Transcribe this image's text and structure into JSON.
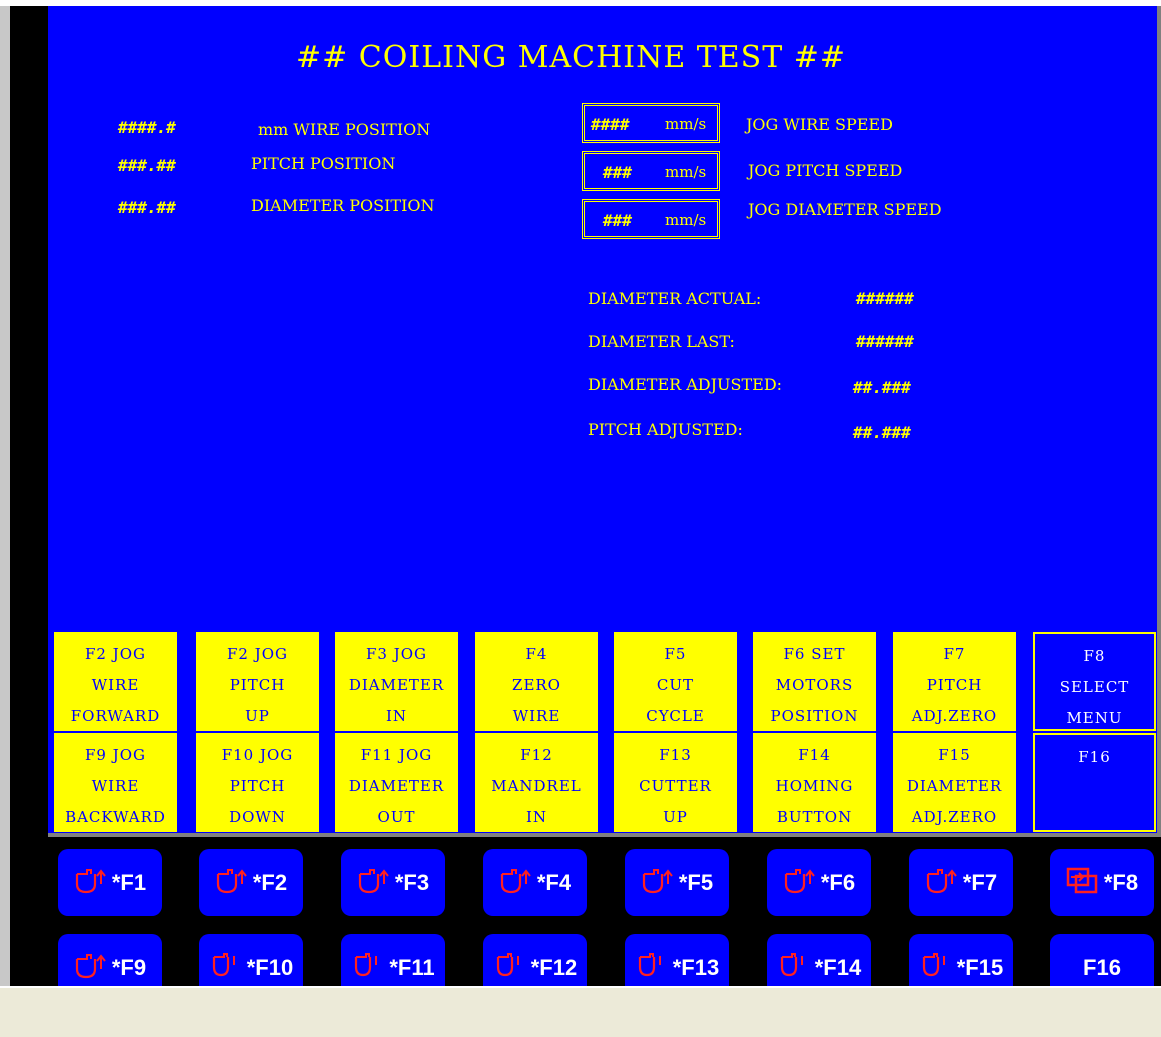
{
  "screen": {
    "title": "## COILING MACHINE TEST ##",
    "positions": [
      {
        "value": "####.#",
        "label": "mm WIRE POSITION"
      },
      {
        "value": "###.##",
        "label": "PITCH POSITION"
      },
      {
        "value": "###.##",
        "label": "DIAMETER POSITION"
      }
    ],
    "speeds": [
      {
        "value": "####",
        "unit": "mm/s",
        "label": "JOG WIRE SPEED"
      },
      {
        "value": "###",
        "unit": "mm/s",
        "label": "JOG PITCH SPEED"
      },
      {
        "value": "###",
        "unit": "mm/s",
        "label": "JOG DIAMETER SPEED"
      }
    ],
    "readouts": [
      {
        "label": "DIAMETER ACTUAL:",
        "value": "######"
      },
      {
        "label": "DIAMETER LAST:",
        "value": "######"
      },
      {
        "label": "DIAMETER ADJUSTED:",
        "value": "##.###"
      },
      {
        "label": "PITCH ADJUSTED:",
        "value": "##.###"
      }
    ]
  },
  "function_keys": [
    "F2 JOG\nWIRE\nFORWARD",
    "F2 JOG\nPITCH\nUP",
    "F3 JOG\nDIAMETER\nIN",
    "F4\nZERO\nWIRE",
    "F5\nCUT\nCYCLE",
    "F6 SET\nMOTORS\nPOSITION",
    "F7\nPITCH\nADJ.ZERO",
    "F8\nSELECT\nMENU",
    "F9 JOG\nWIRE\nBACKWARD",
    "F10 JOG\nPITCH\nDOWN",
    "F11 JOG\nDIAMETER\nOUT",
    "F12\nMANDREL\nIN",
    "F13\nCUTTER\nUP",
    "F14\nHOMING\nBUTTON",
    "F15\nDIAMETER\nADJ.ZERO",
    "F16"
  ],
  "panel_keys": [
    {
      "label": "*F1",
      "icon": "momentary-up-icon"
    },
    {
      "label": "*F2",
      "icon": "momentary-up-icon"
    },
    {
      "label": "*F3",
      "icon": "momentary-up-icon"
    },
    {
      "label": "*F4",
      "icon": "momentary-up-icon"
    },
    {
      "label": "*F5",
      "icon": "momentary-up-icon"
    },
    {
      "label": "*F6",
      "icon": "momentary-up-icon"
    },
    {
      "label": "*F7",
      "icon": "momentary-up-icon"
    },
    {
      "label": "*F8",
      "icon": "screen-jump-icon"
    },
    {
      "label": "*F9",
      "icon": "momentary-up-icon"
    },
    {
      "label": "*F10",
      "icon": "momentary-down-icon"
    },
    {
      "label": "*F11",
      "icon": "momentary-down-icon"
    },
    {
      "label": "*F12",
      "icon": "momentary-down-icon"
    },
    {
      "label": "*F13",
      "icon": "momentary-down-icon"
    },
    {
      "label": "*F14",
      "icon": "momentary-down-icon"
    },
    {
      "label": "*F15",
      "icon": "momentary-down-icon"
    },
    {
      "label": "F16",
      "icon": ""
    }
  ],
  "colors": {
    "screen_bg": "#0000ff",
    "text": "#ffff00",
    "key_bg": "#ffff00",
    "icon": "#ff2020"
  }
}
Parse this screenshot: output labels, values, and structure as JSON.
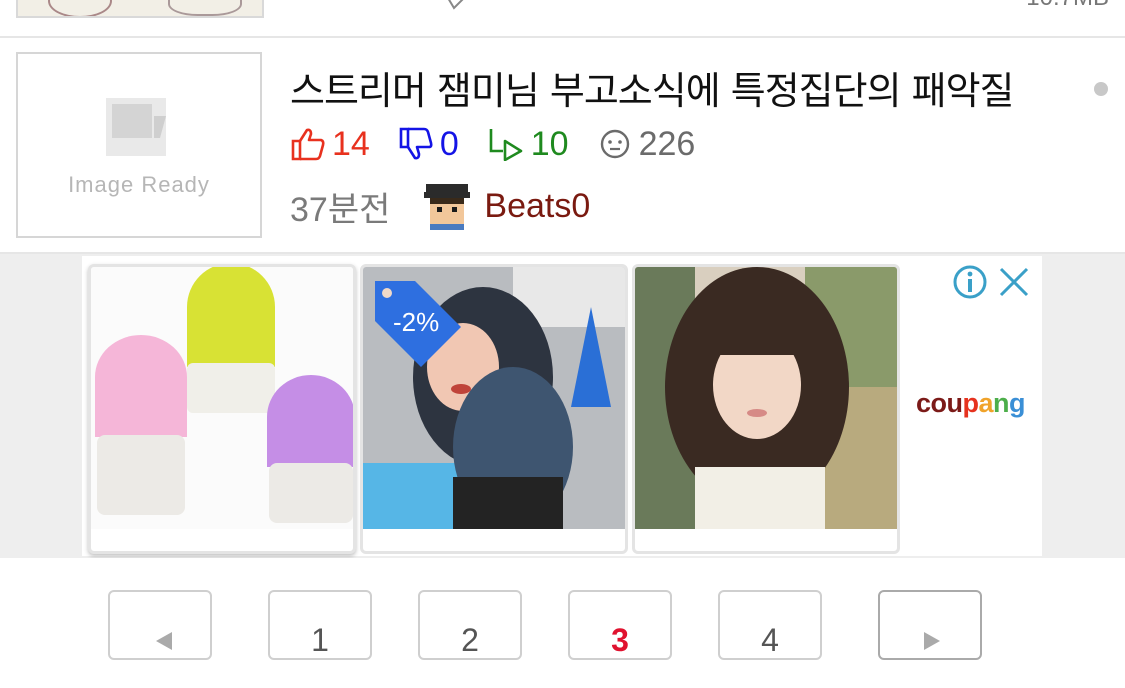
########################################
What this task involves - Transcribe the records word for word and include no pictures.

Full response -
Transcribe this image's text and structure into JSON.
{
  "screen": {
    "title": "## COILING MACHINE TEST ##",
    "positions": [
      {
        "value": "####.#",
        "label": "mm WIRE POSITION"
      },
      {
        "value": "###.##",
        "label": "PITCH POSITION"
      },
      {
        "value": "###.##",
        "label": "DIAMETER POSITION"
      }
    ],
    "speeds": [
      {
        "value": "####",
        "unit": "mm/s",
        "label": "JOG WIRE SPEED"
      },
      {
        "value": "###",
        "unit": "mm/s",
        "label": "JOG PITCH SPEED"
      },
      {
        "value": "###",
        "unit": "mm/s",
        "label": "JOG DIAMETER SPEED"
      }
    ],
    "readouts": [
      {
        "label": "DIAMETER ACTUAL:",
        "value": "######"
      },
      {
        "label": "DIAMETER LAST:",
        "value": "######"
      },
      {
        "label": "DIAMETER ADJUSTED:",
        "value": "##.###"
      },
      {
        "label": "PITCH ADJUSTED:",
        "value": "##.###"
      }
    ]
  },
  "function_keys": [
    "F2 JOG\nWIRE\nFORWARD",
    "F2 JOG\nPITCH\nUP",
    "F3 JOG\nDIAMETER\nIN",
    "F4\nZERO\nWIRE",
    "F5\nCUT\nCYCLE",
    "F6 SET\nMOTORS\nPOSITION",
    "F7\nPITCH\nADJ.ZERO",
    "F8\nSELECT\nMENU",
    "F9 JOG\nWIRE\nBACKWARD",
    "F10 JOG\nPITCH\nDOWN",
    "F11 JOG\nDIAMETER\nOUT",
    "F12\nMANDREL\nIN",
    "F13\nCUTTER\nUP",
    "F14\nHOMING\nBUTTON",
    "F15\nDIAMETER\nADJ.ZERO",
    "F16"
  ],
  "panel_keys": [
    {
      "label": "*F1",
      "icon": "momentary-up-icon"
    },
    {
      "label": "*F2",
      "icon": "momentary-up-icon"
    },
    {
      "label": "*F3",
      "icon": "momentary-up-icon"
    },
    {
      "label": "*F4",
      "icon": "momentary-up-icon"
    },
    {
      "label": "*F5",
      "icon": "momentary-up-icon"
    },
    {
      "label": "*F6",
      "icon": "momentary-up-icon"
    },
    {
      "label": "*F7",
      "icon": "momentary-up-icon"
    },
    {
      "label": "*F8",
      "icon": "screen-jump-icon"
    },
    {
      "label": "*F9",
      "icon": "momentary-up-icon"
    },
    {
      "label": "*F10",
      "icon": "momentary-down-icon"
    },
    {
      "label": "*F11",
      "icon": "momentary-down-icon"
    },
    {
      "label": "*F12",
      "icon": "momentary-down-icon"
    },
    {
      "label": "*F13",
      "icon": "momentary-down-icon"
    },
    {
      "label": "*F14",
      "icon": "momentary-down-icon"
    },
    {
      "label": "*F15",
      "icon": "momentary-down-icon"
    },
    {
      "label": "F16",
      "icon": ""
    }
  ],
  "colors": {
    "screen_bg": "#0000ff",
    "text": "#ffff00",
    "key_bg": "#ffff00",
    "icon": "#ff2020"
  }
}
Parse this screenshot: output labels, values, and structure as JSON.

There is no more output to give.